▶ **What you have to do**
Tally the lines containing "hindringer" and report the number alone.

▶ **Material**

* start *

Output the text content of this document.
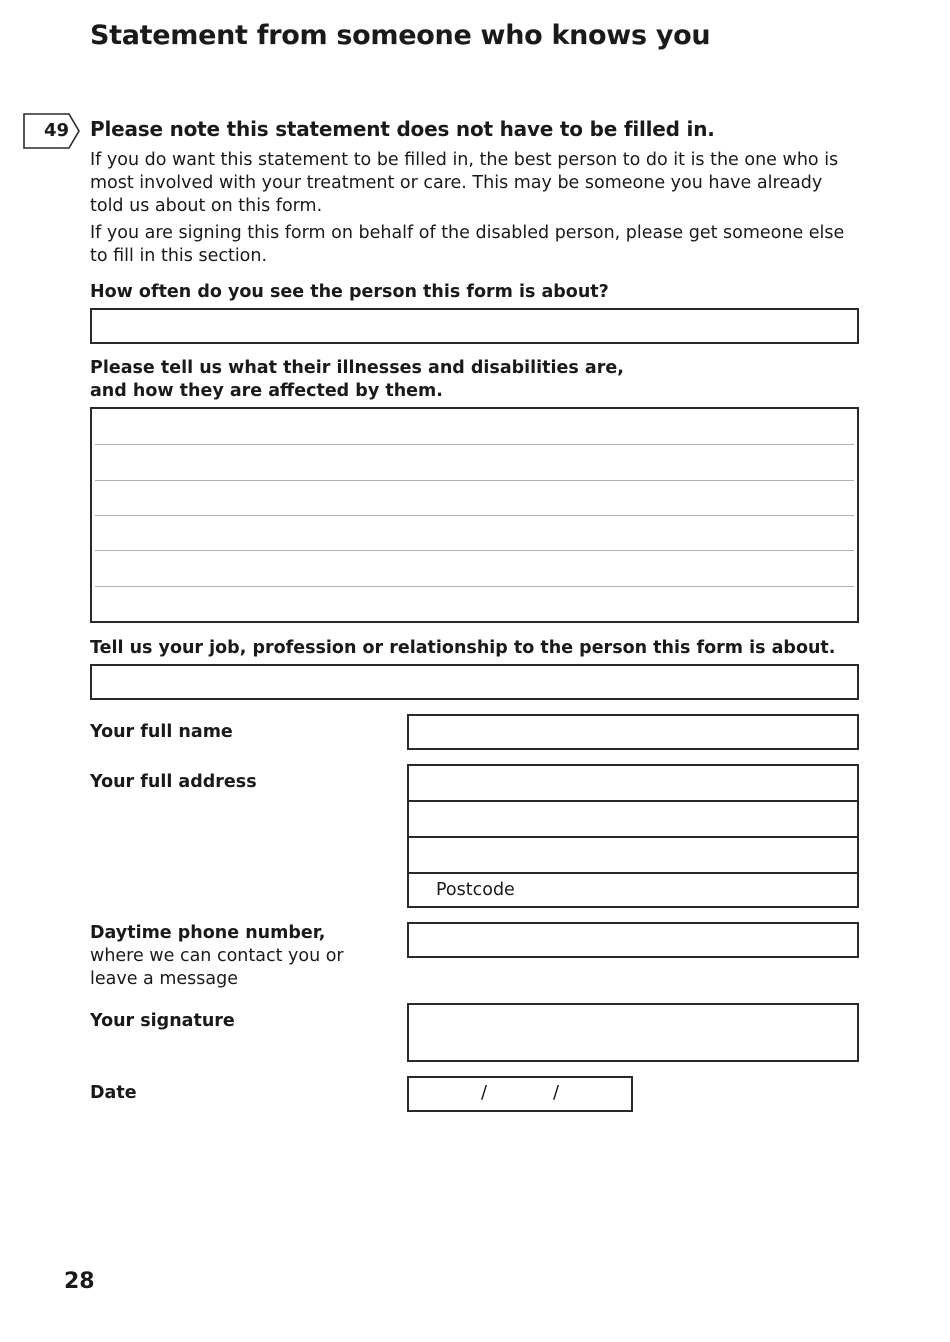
Statement from someone who knows you
49 Please note this statement does not have to be filled in.
If you do want this statement to be filled in, the best person to do it is the one who is most involved with your treatment or care. This may be someone you have already told us about on this form.
If you are signing this form on behalf of the disabled person, please get someone else to fill in this section.
How often do you see the person this form is about?
Please tell us what their illnesses and disabilities are,
and how they are affected by them.
Tell us your job, profession or relationship to the person this form is about.
Your full name
Your full address
Postcode
Daytime phone number,
where we can contact you or
leave a message
Your signature
Date	/	/
28
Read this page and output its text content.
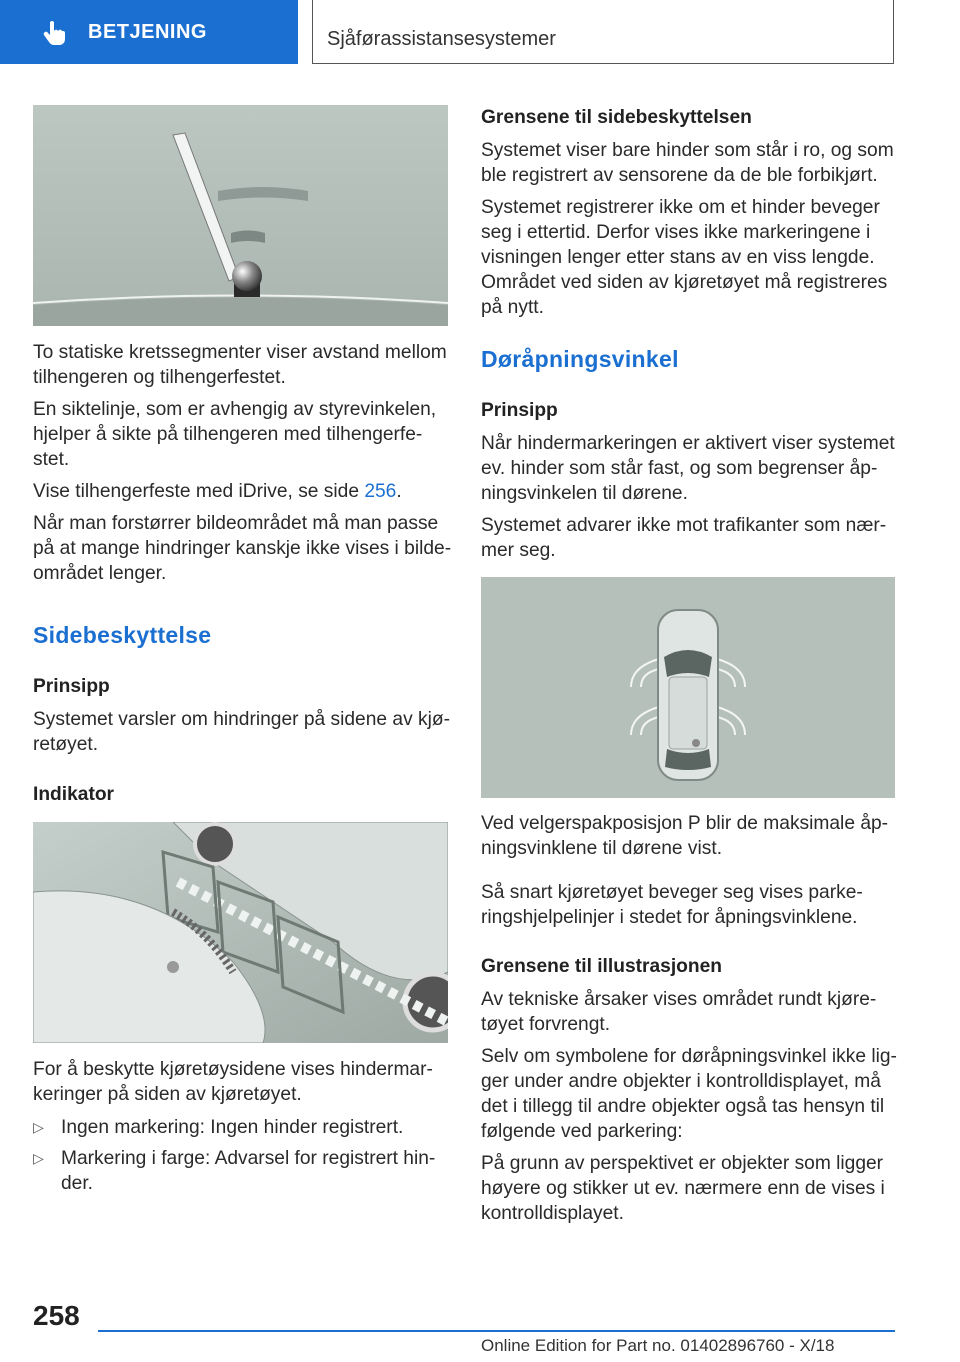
BETJENING	Sjåførassistansesystemer

To statiske kretssegmenter viser avstand mellom tilhengeren og tilhengerfestet.

En siktelinje, som er avhengig av styrevinkelen, hjelper å sikte på tilhengeren med tilhengerfe-stet.

Vise tilhengerfeste med iDrive, se side 256.

Når man forstørrer bildeområdet må man passe på at mange hindringer kanskje ikke vises i bilde-området lenger.

Sidebeskyttelse
Prinsipp

Systemet varsler om hindringer på sidene av kjø-retøyet.

Indikator

For å beskytte kjøretøysidene vises hindermar-keringer på siden av kjøretøyet.

▷ Ingen markering: Ingen hinder registrert.
▷ Markering i farge: Advarsel for registrert hin-der.
Grensene til sidebeskyttelsen

Systemet viser bare hinder som står i ro, og som ble registrert av sensorene da de ble forbikjørt.

Systemet registrerer ikke om et hinder beveger seg i ettertid. Derfor vises ikke markeringene i visningen lenger etter stans av en viss lengde. Området ved siden av kjøretøyet må registreres på nytt.

Døråpningsvinkel
Prinsipp

Når hindermarkeringen er aktivert viser systemet ev. hinder som står fast, og som begrenser åp-ningsvinkelen til dørene.

Systemet advarer ikke mot trafikanter som nær-mer seg.

Ved velgerspakposisjon P blir de maksimale åp-ningsvinklene til dørene vist.

Så snart kjøretøyet beveger seg vises parke-ringshjelpelinjer i stedet for åpningsvinklene.

Grensene til illustrasjonen

Av tekniske årsaker vises området rundt kjøre-tøyet forvrengt.

Selv om symbolene for døråpningsvinkel ikke lig-ger under andre objekter i kontrolldisplayet, må det i tillegg til andre objekter også tas hensyn til følgende ved parkering:

På grunn av perspektivet er objekter som ligger høyere og stikker ut ev. nærmere enn de vises i kontrolldisplayet.

258
Online Edition for Part no. 01402896760 - X/18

* end *

▶ **Answer below**
2